_MATERIAL_
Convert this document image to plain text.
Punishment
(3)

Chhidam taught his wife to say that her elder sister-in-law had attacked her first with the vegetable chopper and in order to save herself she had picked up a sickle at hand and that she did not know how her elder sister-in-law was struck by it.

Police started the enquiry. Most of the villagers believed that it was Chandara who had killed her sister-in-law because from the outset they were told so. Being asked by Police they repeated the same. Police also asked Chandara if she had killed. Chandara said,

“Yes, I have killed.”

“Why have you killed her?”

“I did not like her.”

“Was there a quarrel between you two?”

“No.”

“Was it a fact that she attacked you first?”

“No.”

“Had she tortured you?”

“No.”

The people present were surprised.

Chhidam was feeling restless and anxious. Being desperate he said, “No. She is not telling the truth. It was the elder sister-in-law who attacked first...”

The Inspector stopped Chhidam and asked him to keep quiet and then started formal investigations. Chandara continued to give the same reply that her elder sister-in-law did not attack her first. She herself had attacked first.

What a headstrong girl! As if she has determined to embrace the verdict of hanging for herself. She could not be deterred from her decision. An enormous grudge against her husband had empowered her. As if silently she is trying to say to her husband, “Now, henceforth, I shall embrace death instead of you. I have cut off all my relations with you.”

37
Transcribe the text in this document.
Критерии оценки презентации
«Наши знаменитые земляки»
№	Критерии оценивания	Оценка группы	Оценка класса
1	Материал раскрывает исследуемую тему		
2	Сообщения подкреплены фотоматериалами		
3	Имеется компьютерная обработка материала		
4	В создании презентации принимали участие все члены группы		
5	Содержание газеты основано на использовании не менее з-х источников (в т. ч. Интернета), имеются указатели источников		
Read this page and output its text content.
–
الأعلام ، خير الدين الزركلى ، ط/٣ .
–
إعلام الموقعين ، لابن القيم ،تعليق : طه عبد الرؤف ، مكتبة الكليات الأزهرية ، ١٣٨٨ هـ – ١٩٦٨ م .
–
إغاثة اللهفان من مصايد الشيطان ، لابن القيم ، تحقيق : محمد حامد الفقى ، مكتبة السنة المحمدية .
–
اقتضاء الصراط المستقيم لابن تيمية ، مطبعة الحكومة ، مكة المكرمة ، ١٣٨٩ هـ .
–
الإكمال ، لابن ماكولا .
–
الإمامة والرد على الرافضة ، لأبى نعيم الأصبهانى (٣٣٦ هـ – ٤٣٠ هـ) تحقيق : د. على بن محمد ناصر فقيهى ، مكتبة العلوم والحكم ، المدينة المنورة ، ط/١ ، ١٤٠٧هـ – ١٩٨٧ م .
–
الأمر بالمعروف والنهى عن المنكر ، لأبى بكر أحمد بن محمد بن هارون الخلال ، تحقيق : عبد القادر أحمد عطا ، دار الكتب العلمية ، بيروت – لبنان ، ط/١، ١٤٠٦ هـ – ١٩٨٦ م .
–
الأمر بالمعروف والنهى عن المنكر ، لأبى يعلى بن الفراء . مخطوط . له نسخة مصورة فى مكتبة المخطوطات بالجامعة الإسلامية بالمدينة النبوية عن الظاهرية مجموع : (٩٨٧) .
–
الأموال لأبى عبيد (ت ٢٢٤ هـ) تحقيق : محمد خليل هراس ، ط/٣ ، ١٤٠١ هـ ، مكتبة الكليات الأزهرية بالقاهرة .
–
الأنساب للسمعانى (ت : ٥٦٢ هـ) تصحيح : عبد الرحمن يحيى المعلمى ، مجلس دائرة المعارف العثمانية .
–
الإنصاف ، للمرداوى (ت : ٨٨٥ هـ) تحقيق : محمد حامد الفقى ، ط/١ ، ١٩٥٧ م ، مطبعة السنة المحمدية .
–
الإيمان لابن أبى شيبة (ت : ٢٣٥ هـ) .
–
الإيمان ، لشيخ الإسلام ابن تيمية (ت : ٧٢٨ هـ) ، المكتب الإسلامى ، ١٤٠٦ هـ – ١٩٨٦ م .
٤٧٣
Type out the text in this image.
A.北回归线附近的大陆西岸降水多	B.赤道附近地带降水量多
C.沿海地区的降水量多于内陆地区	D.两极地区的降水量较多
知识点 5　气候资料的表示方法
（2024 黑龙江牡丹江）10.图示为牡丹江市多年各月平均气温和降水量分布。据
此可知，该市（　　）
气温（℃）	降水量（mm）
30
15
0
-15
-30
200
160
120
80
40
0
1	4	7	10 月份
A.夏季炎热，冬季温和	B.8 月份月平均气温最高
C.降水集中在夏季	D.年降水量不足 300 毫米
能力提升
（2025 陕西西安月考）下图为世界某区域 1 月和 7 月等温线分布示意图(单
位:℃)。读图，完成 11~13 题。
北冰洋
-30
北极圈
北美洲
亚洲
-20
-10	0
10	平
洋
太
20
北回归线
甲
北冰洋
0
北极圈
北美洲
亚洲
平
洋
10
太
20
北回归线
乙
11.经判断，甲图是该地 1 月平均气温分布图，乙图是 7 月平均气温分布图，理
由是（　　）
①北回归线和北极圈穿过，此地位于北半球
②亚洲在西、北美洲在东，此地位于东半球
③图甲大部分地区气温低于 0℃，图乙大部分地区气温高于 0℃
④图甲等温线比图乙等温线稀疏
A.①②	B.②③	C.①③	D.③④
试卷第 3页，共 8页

_TASK DIRECTIONS_
Please give back all of the records exactly as written.

_WRITTEN RESPONSE_
Convert this document image to plain text.
Punishment
(3)

Chhidam taught his wife to say that her elder sister-in-law had attacked her first with the vegetable chopper and in order to save herself she had picked up a sickle at hand and that she did not know how her elder sister-in-law was struck by it.

Police started the enquiry. Most of the villagers believed that it was Chandara who had killed her sister-in-law because from the outset they were told so. Being asked by Police they repeated the same. Police also asked Chandara if she had killed. Chandara said,

“Yes, I have killed.”

“Why have you killed her?”

“I did not like her.”

“Was there a quarrel between you two?”

“No.”

“Was it a fact that she attacked you first?”

“No.”

“Had she tortured you?”

“No.”

The people present were surprised.

Chhidam was feeling restless and anxious. Being desperate he said, “No. She is not telling the truth. It was the elder sister-in-law who attacked first...”

The Inspector stopped Chhidam and asked him to keep quiet and then started formal investigations. Chandara continued to give the same reply that her elder sister-in-law did not attack her first. She herself had attacked first.

What a headstrong girl! As if she has determined to embrace the verdict of hanging for herself. She could not be deterred from her decision. An enormous grudge against her husband had empowered her. As if silently she is trying to say to her husband, “Now, henceforth, I shall embrace death instead of you. I have cut off all my relations with you.”

37
Transcribe the text in this document.
Критерии оценки презентации
«Наши знаменитые земляки»
№	Критерии оценивания	Оценка группы	Оценка класса
1	Материал раскрывает исследуемую тему		
2	Сообщения подкреплены фотоматериалами		
3	Имеется компьютерная обработка материала		
4	В создании презентации принимали участие все члены группы		
5	Содержание газеты основано на использовании не менее з-х источников (в т. ч. Интернета), имеются указатели источников		
Read this page and output its text content.
–
الأعلام ، خير الدين الزركلى ، ط/٣ .
–
إعلام الموقعين ، لابن القيم ،تعليق : طه عبد الرؤف ، مكتبة الكليات الأزهرية ، ١٣٨٨ هـ – ١٩٦٨ م .
–
إغاثة اللهفان من مصايد الشيطان ، لابن القيم ، تحقيق : محمد حامد الفقى ، مكتبة السنة المحمدية .
–
اقتضاء الصراط المستقيم لابن تيمية ، مطبعة الحكومة ، مكة المكرمة ، ١٣٨٩ هـ .
–
الإكمال ، لابن ماكولا .
–
الإمامة والرد على الرافضة ، لأبى نعيم الأصبهانى (٣٣٦ هـ – ٤٣٠ هـ) تحقيق : د. على بن محمد ناصر فقيهى ، مكتبة العلوم والحكم ، المدينة المنورة ، ط/١ ، ١٤٠٧هـ – ١٩٨٧ م .
–
الأمر بالمعروف والنهى عن المنكر ، لأبى بكر أحمد بن محمد بن هارون الخلال ، تحقيق : عبد القادر أحمد عطا ، دار الكتب العلمية ، بيروت – لبنان ، ط/١، ١٤٠٦ هـ – ١٩٨٦ م .
–
الأمر بالمعروف والنهى عن المنكر ، لأبى يعلى بن الفراء . مخطوط . له نسخة مصورة فى مكتبة المخطوطات بالجامعة الإسلامية بالمدينة النبوية عن الظاهرية مجموع : (٩٨٧) .
–
الأموال لأبى عبيد (ت ٢٢٤ هـ) تحقيق : محمد خليل هراس ، ط/٣ ، ١٤٠١ هـ ، مكتبة الكليات الأزهرية بالقاهرة .
–
الأنساب للسمعانى (ت : ٥٦٢ هـ) تصحيح : عبد الرحمن يحيى المعلمى ، مجلس دائرة المعارف العثمانية .
–
الإنصاف ، للمرداوى (ت : ٨٨٥ هـ) تحقيق : محمد حامد الفقى ، ط/١ ، ١٩٥٧ م ، مطبعة السنة المحمدية .
–
الإيمان لابن أبى شيبة (ت : ٢٣٥ هـ) .
–
الإيمان ، لشيخ الإسلام ابن تيمية (ت : ٧٢٨ هـ) ، المكتب الإسلامى ، ١٤٠٦ هـ – ١٩٨٦ م .
٤٧٣
Type out the text in this image.
A.北回归线附近的大陆西岸降水多	B.赤道附近地带降水量多
C.沿海地区的降水量多于内陆地区	D.两极地区的降水量较多
知识点 5　气候资料的表示方法
（2024 黑龙江牡丹江）10.图示为牡丹江市多年各月平均气温和降水量分布。据
此可知，该市（　　）
气温（℃）	降水量（mm）
30
15
0
-15
-30
200
160
120
80
40
0
1	4	7	10 月份
A.夏季炎热，冬季温和	B.8 月份月平均气温最高
C.降水集中在夏季	D.年降水量不足 300 毫米
能力提升
（2025 陕西西安月考）下图为世界某区域 1 月和 7 月等温线分布示意图(单
位:℃)。读图，完成 11~13 题。
北冰洋
-30
北极圈
北美洲
亚洲
-20
-10	0
10	平
洋
太
20
北回归线
甲
北冰洋
0
北极圈
北美洲
亚洲
平
洋
10
太
20
北回归线
乙
11.经判断，甲图是该地 1 月平均气温分布图，乙图是 7 月平均气温分布图，理
由是（　　）
①北回归线和北极圈穿过，此地位于北半球
②亚洲在西、北美洲在东，此地位于东半球
③图甲大部分地区气温低于 0℃，图乙大部分地区气温高于 0℃
④图甲等温线比图乙等温线稀疏
A.①②	B.②③	C.①③	D.③④
试卷第 3页，共 8页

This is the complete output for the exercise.